§ **WORK INSTRUCTIONS**:
Copy out every line of the listing below, character for character, with nothing changed, added, or left out.

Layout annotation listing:
* BEGIN *
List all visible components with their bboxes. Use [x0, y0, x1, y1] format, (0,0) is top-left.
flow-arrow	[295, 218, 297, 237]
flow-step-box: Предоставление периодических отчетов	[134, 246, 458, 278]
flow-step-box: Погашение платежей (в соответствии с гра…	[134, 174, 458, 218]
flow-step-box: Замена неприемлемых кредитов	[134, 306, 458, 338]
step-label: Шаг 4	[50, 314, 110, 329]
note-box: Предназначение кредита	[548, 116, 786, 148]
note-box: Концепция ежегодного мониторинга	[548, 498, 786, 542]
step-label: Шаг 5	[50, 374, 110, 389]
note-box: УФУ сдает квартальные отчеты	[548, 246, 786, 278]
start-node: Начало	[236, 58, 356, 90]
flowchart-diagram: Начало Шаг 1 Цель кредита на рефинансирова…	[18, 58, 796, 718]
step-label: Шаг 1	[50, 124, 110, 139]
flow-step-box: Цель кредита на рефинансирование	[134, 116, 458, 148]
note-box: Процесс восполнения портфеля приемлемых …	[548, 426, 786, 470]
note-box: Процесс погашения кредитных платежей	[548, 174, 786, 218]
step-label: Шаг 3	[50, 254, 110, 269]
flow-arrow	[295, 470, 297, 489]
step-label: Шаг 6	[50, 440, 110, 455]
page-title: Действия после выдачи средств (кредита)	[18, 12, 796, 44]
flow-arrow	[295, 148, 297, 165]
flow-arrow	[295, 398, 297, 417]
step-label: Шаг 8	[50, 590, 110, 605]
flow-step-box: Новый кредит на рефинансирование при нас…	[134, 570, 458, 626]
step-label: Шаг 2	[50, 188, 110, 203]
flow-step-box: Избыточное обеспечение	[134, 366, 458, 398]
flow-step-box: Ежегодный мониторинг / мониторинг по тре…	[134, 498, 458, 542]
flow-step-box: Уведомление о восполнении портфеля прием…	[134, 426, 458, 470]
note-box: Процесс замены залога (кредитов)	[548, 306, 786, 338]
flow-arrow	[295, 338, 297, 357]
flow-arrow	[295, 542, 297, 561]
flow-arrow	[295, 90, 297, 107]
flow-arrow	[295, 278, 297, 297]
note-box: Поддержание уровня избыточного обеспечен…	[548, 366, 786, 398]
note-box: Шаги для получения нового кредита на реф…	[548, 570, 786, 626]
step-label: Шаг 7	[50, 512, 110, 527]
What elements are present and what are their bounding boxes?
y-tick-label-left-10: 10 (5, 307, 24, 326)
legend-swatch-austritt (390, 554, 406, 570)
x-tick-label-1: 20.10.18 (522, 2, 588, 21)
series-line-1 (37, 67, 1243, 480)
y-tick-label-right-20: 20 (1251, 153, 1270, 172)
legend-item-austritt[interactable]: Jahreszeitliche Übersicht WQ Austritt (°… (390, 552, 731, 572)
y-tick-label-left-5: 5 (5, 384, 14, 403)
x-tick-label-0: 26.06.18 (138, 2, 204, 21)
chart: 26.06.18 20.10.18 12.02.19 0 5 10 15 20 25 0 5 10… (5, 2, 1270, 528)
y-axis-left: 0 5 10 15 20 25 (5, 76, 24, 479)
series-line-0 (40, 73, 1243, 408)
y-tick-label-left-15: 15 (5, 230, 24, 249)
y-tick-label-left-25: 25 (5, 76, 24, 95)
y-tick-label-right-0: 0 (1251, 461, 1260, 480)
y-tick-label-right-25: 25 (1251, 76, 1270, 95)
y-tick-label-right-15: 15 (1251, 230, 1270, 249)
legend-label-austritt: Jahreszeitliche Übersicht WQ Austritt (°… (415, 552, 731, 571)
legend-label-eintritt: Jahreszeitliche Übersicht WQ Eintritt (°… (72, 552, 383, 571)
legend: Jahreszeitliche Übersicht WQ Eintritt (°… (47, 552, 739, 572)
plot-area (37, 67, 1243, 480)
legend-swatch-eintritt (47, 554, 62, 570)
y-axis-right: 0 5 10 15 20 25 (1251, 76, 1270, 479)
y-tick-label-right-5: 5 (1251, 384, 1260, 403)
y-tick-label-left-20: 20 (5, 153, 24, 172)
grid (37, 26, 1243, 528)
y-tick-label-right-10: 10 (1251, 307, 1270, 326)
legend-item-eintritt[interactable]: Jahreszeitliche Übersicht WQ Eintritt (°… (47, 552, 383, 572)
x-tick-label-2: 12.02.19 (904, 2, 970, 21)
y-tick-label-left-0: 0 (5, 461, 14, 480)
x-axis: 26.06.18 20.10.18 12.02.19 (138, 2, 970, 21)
* END *
§ **ANSWER TO THE PROBLEM**:
List all visible components with their bboxes. Use [x0, y0, x1, y1] format, (0,0) is top-left.
flow-arrow	[295, 218, 297, 237]
flow-step-box: Предоставление периодических отчетов	[134, 246, 458, 278]
flow-step-box: Погашение платежей (в соответствии с гра…	[134, 174, 458, 218]
flow-step-box: Замена неприемлемых кредитов	[134, 306, 458, 338]
step-label: Шаг 4	[50, 314, 110, 329]
note-box: Предназначение кредита	[548, 116, 786, 148]
note-box: Концепция ежегодного мониторинга	[548, 498, 786, 542]
step-label: Шаг 5	[50, 374, 110, 389]
note-box: УФУ сдает квартальные отчеты	[548, 246, 786, 278]
start-node: Начало	[236, 58, 356, 90]
flowchart-diagram: Начало Шаг 1 Цель кредита на рефинансирова…	[18, 58, 796, 718]
step-label: Шаг 1	[50, 124, 110, 139]
flow-step-box: Цель кредита на рефинансирование	[134, 116, 458, 148]
note-box: Процесс восполнения портфеля приемлемых …	[548, 426, 786, 470]
note-box: Процесс погашения кредитных платежей	[548, 174, 786, 218]
step-label: Шаг 3	[50, 254, 110, 269]
flow-arrow	[295, 470, 297, 489]
step-label: Шаг 6	[50, 440, 110, 455]
page-title: Действия после выдачи средств (кредита)	[18, 12, 796, 44]
flow-arrow	[295, 148, 297, 165]
flow-arrow	[295, 398, 297, 417]
step-label: Шаг 8	[50, 590, 110, 605]
flow-step-box: Новый кредит на рефинансирование при нас…	[134, 570, 458, 626]
step-label: Шаг 2	[50, 188, 110, 203]
flow-step-box: Избыточное обеспечение	[134, 366, 458, 398]
flow-step-box: Ежегодный мониторинг / мониторинг по тре…	[134, 498, 458, 542]
flow-step-box: Уведомление о восполнении портфеля прием…	[134, 426, 458, 470]
note-box: Процесс замены залога (кредитов)	[548, 306, 786, 338]
flow-arrow	[295, 338, 297, 357]
flow-arrow	[295, 542, 297, 561]
flow-arrow	[295, 90, 297, 107]
flow-arrow	[295, 278, 297, 297]
note-box: Поддержание уровня избыточного обеспечен…	[548, 366, 786, 398]
note-box: Шаги для получения нового кредита на реф…	[548, 570, 786, 626]
step-label: Шаг 7	[50, 512, 110, 527]
What elements are present and what are their bounding boxes?
y-tick-label-left-10: 10 (5, 307, 24, 326)
legend-swatch-austritt (390, 554, 406, 570)
x-tick-label-1: 20.10.18 (522, 2, 588, 21)
series-line-1 (37, 67, 1243, 480)
y-tick-label-right-20: 20 (1251, 153, 1270, 172)
legend-item-austritt[interactable]: Jahreszeitliche Übersicht WQ Austritt (°… (390, 552, 731, 572)
y-tick-label-left-5: 5 (5, 384, 14, 403)
x-tick-label-0: 26.06.18 (138, 2, 204, 21)
chart: 26.06.18 20.10.18 12.02.19 0 5 10 15 20 25 0 5 10… (5, 2, 1270, 528)
y-axis-left: 0 5 10 15 20 25 (5, 76, 24, 479)
series-line-0 (40, 73, 1243, 408)
y-tick-label-left-15: 15 (5, 230, 24, 249)
y-tick-label-left-25: 25 (5, 76, 24, 95)
y-tick-label-right-0: 0 (1251, 461, 1260, 480)
y-tick-label-right-25: 25 (1251, 76, 1270, 95)
y-tick-label-right-15: 15 (1251, 230, 1270, 249)
legend-label-austritt: Jahreszeitliche Übersicht WQ Austritt (°… (415, 552, 731, 571)
legend-label-eintritt: Jahreszeitliche Übersicht WQ Eintritt (°… (72, 552, 383, 571)
legend: Jahreszeitliche Übersicht WQ Eintritt (°… (47, 552, 739, 572)
plot-area (37, 67, 1243, 480)
legend-swatch-eintritt (47, 554, 62, 570)
y-axis-right: 0 5 10 15 20 25 (1251, 76, 1270, 479)
y-tick-label-right-5: 5 (1251, 384, 1260, 403)
y-tick-label-left-20: 20 (5, 153, 24, 172)
grid (37, 26, 1243, 528)
y-tick-label-right-10: 10 (1251, 307, 1270, 326)
legend-item-eintritt[interactable]: Jahreszeitliche Übersicht WQ Eintritt (°… (47, 552, 383, 572)
x-tick-label-2: 12.02.19 (904, 2, 970, 21)
y-tick-label-left-0: 0 (5, 461, 14, 480)
x-axis: 26.06.18 20.10.18 12.02.19 (138, 2, 970, 21)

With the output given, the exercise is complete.